_Supplied records_.
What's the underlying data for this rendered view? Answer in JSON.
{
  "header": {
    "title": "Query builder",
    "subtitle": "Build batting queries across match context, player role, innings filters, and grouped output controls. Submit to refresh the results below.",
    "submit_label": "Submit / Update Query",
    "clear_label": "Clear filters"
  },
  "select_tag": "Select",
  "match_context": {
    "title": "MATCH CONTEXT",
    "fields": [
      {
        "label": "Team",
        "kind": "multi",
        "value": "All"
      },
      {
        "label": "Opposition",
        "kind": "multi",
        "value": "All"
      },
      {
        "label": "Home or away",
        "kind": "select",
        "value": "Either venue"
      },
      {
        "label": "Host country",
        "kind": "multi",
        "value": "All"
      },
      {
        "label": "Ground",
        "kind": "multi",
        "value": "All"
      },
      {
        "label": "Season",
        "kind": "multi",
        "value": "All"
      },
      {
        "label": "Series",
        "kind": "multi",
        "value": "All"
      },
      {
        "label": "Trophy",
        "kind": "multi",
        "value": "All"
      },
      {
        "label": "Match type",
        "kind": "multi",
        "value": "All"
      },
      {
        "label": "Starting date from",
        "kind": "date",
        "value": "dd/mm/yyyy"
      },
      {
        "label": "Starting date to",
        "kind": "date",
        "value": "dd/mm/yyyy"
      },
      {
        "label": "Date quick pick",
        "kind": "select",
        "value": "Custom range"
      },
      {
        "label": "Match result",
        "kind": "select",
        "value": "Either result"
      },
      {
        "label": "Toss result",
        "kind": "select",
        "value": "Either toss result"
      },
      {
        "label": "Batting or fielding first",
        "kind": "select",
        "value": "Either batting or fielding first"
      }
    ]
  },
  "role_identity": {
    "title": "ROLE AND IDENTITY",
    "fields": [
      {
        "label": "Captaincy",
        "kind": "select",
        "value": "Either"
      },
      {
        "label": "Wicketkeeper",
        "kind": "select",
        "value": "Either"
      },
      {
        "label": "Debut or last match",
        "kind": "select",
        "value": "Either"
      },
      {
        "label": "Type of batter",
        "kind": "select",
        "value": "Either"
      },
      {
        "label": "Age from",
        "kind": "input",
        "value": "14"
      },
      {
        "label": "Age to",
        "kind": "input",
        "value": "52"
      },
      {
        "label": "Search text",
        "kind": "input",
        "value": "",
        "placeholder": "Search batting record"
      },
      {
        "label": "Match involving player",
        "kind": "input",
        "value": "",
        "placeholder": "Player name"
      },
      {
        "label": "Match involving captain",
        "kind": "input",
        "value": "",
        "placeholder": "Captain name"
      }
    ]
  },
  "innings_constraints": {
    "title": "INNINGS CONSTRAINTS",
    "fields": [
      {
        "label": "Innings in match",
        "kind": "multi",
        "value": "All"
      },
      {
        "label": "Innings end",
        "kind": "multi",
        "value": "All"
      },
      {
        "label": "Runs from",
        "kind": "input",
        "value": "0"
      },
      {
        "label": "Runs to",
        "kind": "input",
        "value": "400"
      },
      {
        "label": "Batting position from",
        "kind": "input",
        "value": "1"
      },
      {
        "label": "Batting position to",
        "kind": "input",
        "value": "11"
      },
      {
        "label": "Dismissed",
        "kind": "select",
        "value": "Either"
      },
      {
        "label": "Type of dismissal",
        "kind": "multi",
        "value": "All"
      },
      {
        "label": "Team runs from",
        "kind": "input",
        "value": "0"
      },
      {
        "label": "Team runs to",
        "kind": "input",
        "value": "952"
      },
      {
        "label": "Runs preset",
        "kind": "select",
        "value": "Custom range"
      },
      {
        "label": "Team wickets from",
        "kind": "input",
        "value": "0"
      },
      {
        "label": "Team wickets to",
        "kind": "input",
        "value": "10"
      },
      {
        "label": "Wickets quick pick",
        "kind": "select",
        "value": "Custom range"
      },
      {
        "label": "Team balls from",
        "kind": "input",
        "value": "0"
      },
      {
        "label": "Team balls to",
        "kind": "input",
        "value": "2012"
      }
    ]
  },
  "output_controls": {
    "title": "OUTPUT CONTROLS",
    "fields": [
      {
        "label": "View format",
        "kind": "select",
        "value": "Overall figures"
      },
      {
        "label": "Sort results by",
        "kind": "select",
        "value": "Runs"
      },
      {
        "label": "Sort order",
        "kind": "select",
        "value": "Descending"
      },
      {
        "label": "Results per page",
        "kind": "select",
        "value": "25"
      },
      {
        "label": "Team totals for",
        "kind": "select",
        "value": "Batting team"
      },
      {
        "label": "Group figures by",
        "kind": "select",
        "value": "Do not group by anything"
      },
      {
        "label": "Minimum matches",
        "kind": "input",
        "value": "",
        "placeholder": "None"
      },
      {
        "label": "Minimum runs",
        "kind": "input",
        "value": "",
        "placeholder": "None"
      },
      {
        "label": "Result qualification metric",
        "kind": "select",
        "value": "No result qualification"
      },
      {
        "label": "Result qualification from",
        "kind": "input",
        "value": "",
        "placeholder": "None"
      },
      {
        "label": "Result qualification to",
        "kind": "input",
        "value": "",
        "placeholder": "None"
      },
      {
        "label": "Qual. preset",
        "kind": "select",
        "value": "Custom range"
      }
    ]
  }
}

_What is being asked_. In the records above, tally the lines where the word "balls" appears, and give the number and nothing else.

_Correct response_. 2